When you want to run a cell, you can either click the "play" button next to the cell or press "shift+enter".

#### Getting started

Let's get started by running some Python code. When we work with Python, we almost always rely on _libraries_ - collections of code that provide functionality beyond what is available in the core Python language. In this lab, we're going to be using two libraries: NumPy and scikit-learn.

**>> Run the code in the next cell** to import scikit-learn and NumPy.

In [None]:
import sklearn
import numpy as np

### NumPy Basics

Great. Let's move on to our next topic: getting a handle on NumPy basics. You can think of NumPy as a library that provides support for large, multi-dimensional arrays and matrices, along with a collection of mathematical functions to operate on these arrays.

While Python supports many of the same operations as NumPy, NumPy is much more efficient and is optimized for numerical operations.

Let's create a 2x4 array containing the numbers 1 through 8 and conduct some basic operations on it.  
**>> Run the code in the next cell to create and print the array.***

In [None]:
# Create a variable called "array" and fill it with a 2x4 NumPy array
array = np.arange(8).reshape(2,4)
array

We can access the shape, number of dimensions, data type, and number of elements in our array as follows:  
*(Tip: use "print()" when you want a cell to output more than one thing, or you want to append text to your output, otherwise the cell will output the last object you call, as in the cell above)*

In [None]:
print ("Shape:", array.shape)
print ("Dimensions:", array.ndim)
print ("Data type:" , array.dtype.name)
print ("Number of elements:", array.size)

If we have a Python list containing a set of numbers, we can use it to create an array:  
*(Tip: if you click on a function call, such as array(), and press "shift+tab" the Notebook will provide you all the details of the function)*

In [None]:
mylist = [0, 1, 1, 2, 3, 5, 8, 13, 21]
myarray = np.array(mylist)
myarray

And we can do it for nested lists as well, creating multidimensional NumPy arrays:

In [None]:
my2dlist = [[1,2,3],[4,5,6]]
my2darray = np.array(my2dlist)
my2darray

We can also index and slice NumPy arrays like we would do with a Python list or another container object as follows:

In [None]:
array = np.arange(10)
print ("Originally: ", array)

REQUIRED WORK: According to the NumPy lab excerpt, which two libraries are used in the lab?

EXTRACTED RECORDS:

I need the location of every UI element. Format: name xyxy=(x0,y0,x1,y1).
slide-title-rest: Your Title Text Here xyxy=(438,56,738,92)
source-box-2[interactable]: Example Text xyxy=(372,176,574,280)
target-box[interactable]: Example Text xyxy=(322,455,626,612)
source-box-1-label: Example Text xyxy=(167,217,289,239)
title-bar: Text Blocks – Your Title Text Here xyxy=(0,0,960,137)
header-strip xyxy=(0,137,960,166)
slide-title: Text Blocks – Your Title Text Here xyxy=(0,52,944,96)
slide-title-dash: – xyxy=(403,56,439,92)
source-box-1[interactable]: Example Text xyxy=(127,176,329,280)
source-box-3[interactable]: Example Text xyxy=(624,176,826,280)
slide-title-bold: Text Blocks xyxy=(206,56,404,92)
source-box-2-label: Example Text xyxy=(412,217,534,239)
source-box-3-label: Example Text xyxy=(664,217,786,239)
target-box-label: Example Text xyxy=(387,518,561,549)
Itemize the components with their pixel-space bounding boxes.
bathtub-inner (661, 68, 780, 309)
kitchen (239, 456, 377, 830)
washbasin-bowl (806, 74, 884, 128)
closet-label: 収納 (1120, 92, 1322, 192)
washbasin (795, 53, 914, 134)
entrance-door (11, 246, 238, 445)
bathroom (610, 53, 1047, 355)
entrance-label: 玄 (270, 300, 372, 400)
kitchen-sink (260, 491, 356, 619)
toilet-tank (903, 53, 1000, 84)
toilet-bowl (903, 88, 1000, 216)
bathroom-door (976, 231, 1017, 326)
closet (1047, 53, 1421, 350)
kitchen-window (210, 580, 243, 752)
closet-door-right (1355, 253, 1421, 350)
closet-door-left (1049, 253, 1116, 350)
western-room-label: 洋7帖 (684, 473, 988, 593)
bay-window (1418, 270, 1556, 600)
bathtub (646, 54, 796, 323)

EXERCISE SOLUTION: NumPy and scikit-learn.